** Start **
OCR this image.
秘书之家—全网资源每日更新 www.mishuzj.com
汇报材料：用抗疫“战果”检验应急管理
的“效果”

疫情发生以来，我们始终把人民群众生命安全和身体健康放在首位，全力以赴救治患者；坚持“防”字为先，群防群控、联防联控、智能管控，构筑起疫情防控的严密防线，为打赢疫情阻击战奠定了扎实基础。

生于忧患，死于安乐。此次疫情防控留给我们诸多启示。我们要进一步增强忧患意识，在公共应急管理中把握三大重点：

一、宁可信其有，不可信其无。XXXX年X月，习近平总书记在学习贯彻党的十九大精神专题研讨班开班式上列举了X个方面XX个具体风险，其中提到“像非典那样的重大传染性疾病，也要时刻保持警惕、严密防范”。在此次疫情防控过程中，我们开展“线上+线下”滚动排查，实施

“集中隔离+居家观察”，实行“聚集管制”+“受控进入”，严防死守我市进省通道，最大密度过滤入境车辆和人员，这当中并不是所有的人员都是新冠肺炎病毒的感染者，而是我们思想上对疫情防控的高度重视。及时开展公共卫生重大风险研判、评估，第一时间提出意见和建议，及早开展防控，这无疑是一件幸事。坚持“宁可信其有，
** End **
_STATED PROBLEM_
Where a line of the entries contains the word "宁可信其有", copy that line.

_REPLY_
一、宁可信其有，不可信其无。XXXX年X月，习近平总书记在学习贯彻党的十九大精神专题研讨班开班式上列举了X个方面XX个具体风险，其中提到“像非典那样的重大传染性疾病，也要时刻保持警惕、严密防范”。在此次疫情防控过程中，我们开展“线上+线下”滚动排查，实施
“集中隔离+居家观察”，实行“聚集管制”+“受控进入”，严防死守我市进省通道，最大密度过滤入境车辆和人员，这当中并不是所有的人员都是新冠肺炎病毒的感染者，而是我们思想上对疫情防控的高度重视。及时开展公共卫生重大风险研判、评估，第一时间提出意见和建议，及早开展防控，这无疑是一件幸事。坚持“宁可信其有，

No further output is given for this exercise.